━━ Provided information ━━

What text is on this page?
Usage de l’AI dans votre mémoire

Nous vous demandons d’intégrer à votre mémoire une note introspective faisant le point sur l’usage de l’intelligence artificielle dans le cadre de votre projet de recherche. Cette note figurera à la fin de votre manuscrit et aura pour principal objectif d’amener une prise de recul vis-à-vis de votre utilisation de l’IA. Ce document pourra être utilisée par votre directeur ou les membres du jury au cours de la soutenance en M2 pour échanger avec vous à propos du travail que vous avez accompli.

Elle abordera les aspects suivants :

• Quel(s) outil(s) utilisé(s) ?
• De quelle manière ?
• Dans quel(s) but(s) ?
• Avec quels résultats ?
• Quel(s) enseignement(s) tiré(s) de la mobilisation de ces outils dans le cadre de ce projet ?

━━━

What you need to do:
Write out the whole listing again. Match it word for word.

Task result:
What text is on this page?
Usage de l’AI dans votre mémoire

Nous vous demandons d’intégrer à votre mémoire une note introspective faisant le point sur l’usage de l’intelligence artificielle dans le cadre de votre projet de recherche. Cette note figurera à la fin de votre manuscrit et aura pour principal objectif d’amener une prise de recul vis-à-vis de votre utilisation de l’IA. Ce document pourra être utilisée par votre directeur ou les membres du jury au cours de la soutenance en M2 pour échanger avec vous à propos du travail que vous avez accompli.

Elle abordera les aspects suivants :

• Quel(s) outil(s) utilisé(s) ?
• De quelle manière ?
• Dans quel(s) but(s) ?
• Avec quels résultats ?
• Quel(s) enseignement(s) tiré(s) de la mobilisation de ces outils dans le cadre de ce projet ?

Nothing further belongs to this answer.